Entries with figure data:
START

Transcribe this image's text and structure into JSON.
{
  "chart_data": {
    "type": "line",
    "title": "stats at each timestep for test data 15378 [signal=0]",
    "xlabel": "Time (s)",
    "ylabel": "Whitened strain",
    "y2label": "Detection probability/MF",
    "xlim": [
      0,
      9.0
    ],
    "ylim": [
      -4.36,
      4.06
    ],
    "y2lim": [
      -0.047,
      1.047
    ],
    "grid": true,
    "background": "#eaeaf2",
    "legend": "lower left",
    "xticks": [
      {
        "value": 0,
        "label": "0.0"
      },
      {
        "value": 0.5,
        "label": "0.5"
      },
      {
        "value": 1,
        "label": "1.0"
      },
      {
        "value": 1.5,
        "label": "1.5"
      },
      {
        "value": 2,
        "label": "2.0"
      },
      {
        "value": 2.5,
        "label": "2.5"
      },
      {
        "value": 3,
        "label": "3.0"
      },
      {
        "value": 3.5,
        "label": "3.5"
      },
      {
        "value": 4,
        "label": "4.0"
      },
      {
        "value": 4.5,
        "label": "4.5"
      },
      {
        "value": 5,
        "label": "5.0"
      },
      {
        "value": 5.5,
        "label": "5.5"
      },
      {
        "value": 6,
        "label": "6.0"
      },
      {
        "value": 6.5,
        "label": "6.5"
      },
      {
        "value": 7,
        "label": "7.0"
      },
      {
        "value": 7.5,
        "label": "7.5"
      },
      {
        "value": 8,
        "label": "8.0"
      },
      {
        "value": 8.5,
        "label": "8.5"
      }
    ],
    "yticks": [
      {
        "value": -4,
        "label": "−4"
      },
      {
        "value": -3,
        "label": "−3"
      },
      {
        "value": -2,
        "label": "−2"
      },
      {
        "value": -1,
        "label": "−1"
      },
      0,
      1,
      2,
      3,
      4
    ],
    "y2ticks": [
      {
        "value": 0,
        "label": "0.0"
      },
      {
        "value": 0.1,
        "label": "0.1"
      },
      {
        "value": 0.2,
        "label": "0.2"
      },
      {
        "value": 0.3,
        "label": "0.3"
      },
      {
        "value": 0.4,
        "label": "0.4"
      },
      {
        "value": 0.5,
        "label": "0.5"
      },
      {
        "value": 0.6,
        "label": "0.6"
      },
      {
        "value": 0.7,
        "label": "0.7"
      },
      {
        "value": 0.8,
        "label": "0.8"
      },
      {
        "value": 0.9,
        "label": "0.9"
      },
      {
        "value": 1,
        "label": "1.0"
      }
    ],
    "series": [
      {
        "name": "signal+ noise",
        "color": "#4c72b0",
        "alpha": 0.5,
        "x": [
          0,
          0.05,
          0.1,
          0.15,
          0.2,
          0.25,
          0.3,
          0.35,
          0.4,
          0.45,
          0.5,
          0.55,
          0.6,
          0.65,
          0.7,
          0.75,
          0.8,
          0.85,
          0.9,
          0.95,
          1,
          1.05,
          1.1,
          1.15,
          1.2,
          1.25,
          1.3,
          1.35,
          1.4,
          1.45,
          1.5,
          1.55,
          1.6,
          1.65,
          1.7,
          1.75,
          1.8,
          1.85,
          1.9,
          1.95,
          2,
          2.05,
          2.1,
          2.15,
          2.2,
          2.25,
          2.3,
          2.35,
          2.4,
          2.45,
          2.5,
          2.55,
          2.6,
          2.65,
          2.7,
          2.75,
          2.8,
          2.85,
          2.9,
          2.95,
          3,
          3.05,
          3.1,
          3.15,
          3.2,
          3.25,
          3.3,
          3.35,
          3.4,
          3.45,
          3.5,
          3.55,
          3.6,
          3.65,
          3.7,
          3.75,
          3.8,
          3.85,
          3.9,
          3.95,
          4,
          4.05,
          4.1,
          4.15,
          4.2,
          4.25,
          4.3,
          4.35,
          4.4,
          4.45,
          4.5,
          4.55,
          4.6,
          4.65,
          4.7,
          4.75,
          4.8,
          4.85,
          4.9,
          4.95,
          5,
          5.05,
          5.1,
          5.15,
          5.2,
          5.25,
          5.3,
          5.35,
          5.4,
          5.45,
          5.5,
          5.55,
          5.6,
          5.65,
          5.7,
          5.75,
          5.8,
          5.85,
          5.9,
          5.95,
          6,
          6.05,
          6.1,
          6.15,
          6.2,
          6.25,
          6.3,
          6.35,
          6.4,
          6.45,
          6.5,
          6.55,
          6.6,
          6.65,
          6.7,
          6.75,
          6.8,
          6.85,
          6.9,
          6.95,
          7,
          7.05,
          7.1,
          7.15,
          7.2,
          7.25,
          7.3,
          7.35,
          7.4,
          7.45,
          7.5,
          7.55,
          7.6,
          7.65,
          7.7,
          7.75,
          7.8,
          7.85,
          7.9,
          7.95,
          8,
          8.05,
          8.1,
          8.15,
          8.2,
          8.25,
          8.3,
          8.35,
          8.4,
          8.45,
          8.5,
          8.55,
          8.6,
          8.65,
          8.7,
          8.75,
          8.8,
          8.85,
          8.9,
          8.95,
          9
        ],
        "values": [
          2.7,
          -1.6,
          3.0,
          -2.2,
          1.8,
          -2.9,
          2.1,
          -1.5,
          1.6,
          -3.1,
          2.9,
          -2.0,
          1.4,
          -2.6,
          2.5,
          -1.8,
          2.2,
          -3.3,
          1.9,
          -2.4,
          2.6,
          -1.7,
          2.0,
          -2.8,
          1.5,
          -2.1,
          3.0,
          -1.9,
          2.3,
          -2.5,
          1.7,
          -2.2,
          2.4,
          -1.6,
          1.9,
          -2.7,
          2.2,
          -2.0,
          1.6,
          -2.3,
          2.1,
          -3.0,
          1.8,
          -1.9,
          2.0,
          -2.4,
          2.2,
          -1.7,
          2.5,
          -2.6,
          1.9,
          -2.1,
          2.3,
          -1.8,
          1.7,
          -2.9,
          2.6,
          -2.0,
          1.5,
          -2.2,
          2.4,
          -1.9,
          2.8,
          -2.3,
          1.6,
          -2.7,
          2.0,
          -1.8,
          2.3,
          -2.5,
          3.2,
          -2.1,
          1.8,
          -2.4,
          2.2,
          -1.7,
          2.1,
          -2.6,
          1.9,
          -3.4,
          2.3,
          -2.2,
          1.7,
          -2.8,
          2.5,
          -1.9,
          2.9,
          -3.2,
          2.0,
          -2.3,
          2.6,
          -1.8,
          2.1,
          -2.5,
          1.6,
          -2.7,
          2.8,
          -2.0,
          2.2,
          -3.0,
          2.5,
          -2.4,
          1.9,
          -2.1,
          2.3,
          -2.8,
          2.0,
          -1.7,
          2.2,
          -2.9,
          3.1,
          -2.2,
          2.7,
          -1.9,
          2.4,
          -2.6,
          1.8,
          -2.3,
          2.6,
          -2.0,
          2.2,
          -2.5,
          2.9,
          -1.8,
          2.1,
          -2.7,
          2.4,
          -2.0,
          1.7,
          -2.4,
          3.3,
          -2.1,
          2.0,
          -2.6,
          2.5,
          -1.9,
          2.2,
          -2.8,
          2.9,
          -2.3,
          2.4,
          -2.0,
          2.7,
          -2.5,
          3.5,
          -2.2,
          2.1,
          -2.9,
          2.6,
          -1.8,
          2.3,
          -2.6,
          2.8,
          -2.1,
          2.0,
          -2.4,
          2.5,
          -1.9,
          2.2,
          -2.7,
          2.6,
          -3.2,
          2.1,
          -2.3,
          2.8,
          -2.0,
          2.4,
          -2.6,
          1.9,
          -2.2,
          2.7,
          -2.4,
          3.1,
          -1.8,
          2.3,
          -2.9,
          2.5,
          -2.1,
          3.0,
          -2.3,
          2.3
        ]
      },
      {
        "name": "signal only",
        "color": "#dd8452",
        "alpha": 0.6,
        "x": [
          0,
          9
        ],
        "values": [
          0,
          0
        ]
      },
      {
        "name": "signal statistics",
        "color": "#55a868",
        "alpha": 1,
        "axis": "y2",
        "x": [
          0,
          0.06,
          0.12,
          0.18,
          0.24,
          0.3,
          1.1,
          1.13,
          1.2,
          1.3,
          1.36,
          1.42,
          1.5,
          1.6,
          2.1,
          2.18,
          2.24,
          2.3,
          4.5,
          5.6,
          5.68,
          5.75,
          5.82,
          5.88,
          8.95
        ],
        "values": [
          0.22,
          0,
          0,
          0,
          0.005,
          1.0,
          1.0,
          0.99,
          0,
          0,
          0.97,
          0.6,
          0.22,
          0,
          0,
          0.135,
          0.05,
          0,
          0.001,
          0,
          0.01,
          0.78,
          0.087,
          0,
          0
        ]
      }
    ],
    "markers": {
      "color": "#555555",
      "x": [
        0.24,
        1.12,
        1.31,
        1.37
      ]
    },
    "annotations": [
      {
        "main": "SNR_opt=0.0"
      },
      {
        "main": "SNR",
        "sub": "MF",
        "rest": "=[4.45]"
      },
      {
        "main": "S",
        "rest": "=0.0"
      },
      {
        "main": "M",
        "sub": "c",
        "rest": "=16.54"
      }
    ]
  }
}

END

#### TASK BRIEF:
Track down every line with the word "color" and copy it.

#### TASK RESULT:
        "color": "#4c72b0",
        "color": "#dd8452",
        "color": "#55a868",
      "color": "#555555",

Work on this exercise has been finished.